Entries from a dataset
|---|
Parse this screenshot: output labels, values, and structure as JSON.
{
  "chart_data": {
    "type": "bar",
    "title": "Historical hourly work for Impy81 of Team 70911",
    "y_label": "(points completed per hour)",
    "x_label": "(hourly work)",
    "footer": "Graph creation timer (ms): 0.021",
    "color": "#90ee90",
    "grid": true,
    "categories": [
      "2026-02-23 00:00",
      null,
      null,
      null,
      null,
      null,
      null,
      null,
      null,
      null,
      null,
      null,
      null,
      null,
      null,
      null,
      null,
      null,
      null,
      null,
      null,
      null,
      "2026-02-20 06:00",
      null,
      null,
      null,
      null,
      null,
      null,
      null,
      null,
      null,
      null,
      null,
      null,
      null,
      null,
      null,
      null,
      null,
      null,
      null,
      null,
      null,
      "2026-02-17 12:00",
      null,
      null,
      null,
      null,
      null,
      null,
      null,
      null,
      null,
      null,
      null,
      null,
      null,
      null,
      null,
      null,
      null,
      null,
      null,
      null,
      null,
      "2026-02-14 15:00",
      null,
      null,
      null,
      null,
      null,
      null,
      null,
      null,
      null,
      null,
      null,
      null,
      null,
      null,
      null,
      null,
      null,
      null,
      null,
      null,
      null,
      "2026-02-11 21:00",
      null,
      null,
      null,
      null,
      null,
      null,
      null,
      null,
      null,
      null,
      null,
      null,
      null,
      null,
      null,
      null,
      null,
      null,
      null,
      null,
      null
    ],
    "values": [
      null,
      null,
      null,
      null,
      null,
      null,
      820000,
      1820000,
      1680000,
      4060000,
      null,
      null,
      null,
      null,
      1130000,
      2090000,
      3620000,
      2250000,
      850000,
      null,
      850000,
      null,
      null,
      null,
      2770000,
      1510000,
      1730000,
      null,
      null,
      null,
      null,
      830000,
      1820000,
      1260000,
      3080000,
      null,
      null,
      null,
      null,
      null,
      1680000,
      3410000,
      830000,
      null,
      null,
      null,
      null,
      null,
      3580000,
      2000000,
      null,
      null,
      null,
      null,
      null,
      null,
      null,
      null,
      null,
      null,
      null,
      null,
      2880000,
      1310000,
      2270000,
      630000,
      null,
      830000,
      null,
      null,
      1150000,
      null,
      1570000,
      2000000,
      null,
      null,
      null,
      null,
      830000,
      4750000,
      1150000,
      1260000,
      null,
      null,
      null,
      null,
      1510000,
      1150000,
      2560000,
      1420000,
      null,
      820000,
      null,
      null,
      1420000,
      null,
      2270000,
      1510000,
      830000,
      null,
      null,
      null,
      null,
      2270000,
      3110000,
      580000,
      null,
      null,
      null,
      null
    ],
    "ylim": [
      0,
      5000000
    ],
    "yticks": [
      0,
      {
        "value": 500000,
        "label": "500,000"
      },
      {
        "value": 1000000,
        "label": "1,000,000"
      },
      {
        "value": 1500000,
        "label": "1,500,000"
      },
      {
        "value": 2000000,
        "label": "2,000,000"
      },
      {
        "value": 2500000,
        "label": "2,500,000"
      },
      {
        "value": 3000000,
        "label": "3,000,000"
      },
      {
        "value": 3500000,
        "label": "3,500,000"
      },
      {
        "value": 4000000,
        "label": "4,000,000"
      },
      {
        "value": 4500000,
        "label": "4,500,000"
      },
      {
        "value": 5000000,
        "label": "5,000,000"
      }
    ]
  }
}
|---|
_WHAT NEEDS TO BE DONE_
Please reproduce each line exactly as written.

_ANSWER IN FULL_
Parse this screenshot: output labels, values, and structure as JSON.
{
  "chart_data": {
    "type": "bar",
    "title": "Historical hourly work for Impy81 of Team 70911",
    "y_label": "(points completed per hour)",
    "x_label": "(hourly work)",
    "footer": "Graph creation timer (ms): 0.021",
    "color": "#90ee90",
    "grid": true,
    "categories": [
      "2026-02-23 00:00",
      null,
      null,
      null,
      null,
      null,
      null,
      null,
      null,
      null,
      null,
      null,
      null,
      null,
      null,
      null,
      null,
      null,
      null,
      null,
      null,
      null,
      "2026-02-20 06:00",
      null,
      null,
      null,
      null,
      null,
      null,
      null,
      null,
      null,
      null,
      null,
      null,
      null,
      null,
      null,
      null,
      null,
      null,
      null,
      null,
      null,
      "2026-02-17 12:00",
      null,
      null,
      null,
      null,
      null,
      null,
      null,
      null,
      null,
      null,
      null,
      null,
      null,
      null,
      null,
      null,
      null,
      null,
      null,
      null,
      null,
      "2026-02-14 15:00",
      null,
      null,
      null,
      null,
      null,
      null,
      null,
      null,
      null,
      null,
      null,
      null,
      null,
      null,
      null,
      null,
      null,
      null,
      null,
      null,
      null,
      "2026-02-11 21:00",
      null,
      null,
      null,
      null,
      null,
      null,
      null,
      null,
      null,
      null,
      null,
      null,
      null,
      null,
      null,
      null,
      null,
      null,
      null,
      null,
      null
    ],
    "values": [
      null,
      null,
      null,
      null,
      null,
      null,
      820000,
      1820000,
      1680000,
      4060000,
      null,
      null,
      null,
      null,
      1130000,
      2090000,
      3620000,
      2250000,
      850000,
      null,
      850000,
      null,
      null,
      null,
      2770000,
      1510000,
      1730000,
      null,
      null,
      null,
      null,
      830000,
      1820000,
      1260000,
      3080000,
      null,
      null,
      null,
      null,
      null,
      1680000,
      3410000,
      830000,
      null,
      null,
      null,
      null,
      null,
      3580000,
      2000000,
      null,
      null,
      null,
      null,
      null,
      null,
      null,
      null,
      null,
      null,
      null,
      null,
      2880000,
      1310000,
      2270000,
      630000,
      null,
      830000,
      null,
      null,
      1150000,
      null,
      1570000,
      2000000,
      null,
      null,
      null,
      null,
      830000,
      4750000,
      1150000,
      1260000,
      null,
      null,
      null,
      null,
      1510000,
      1150000,
      2560000,
      1420000,
      null,
      820000,
      null,
      null,
      1420000,
      null,
      2270000,
      1510000,
      830000,
      null,
      null,
      null,
      null,
      2270000,
      3110000,
      580000,
      null,
      null,
      null,
      null
    ],
    "ylim": [
      0,
      5000000
    ],
    "yticks": [
      0,
      {
        "value": 500000,
        "label": "500,000"
      },
      {
        "value": 1000000,
        "label": "1,000,000"
      },
      {
        "value": 1500000,
        "label": "1,500,000"
      },
      {
        "value": 2000000,
        "label": "2,000,000"
      },
      {
        "value": 2500000,
        "label": "2,500,000"
      },
      {
        "value": 3000000,
        "label": "3,000,000"
      },
      {
        "value": 3500000,
        "label": "3,500,000"
      },
      {
        "value": 4000000,
        "label": "4,000,000"
      },
      {
        "value": 4500000,
        "label": "4,500,000"
      },
      {
        "value": 5000000,
        "label": "5,000,000"
      }
    ]
  }
}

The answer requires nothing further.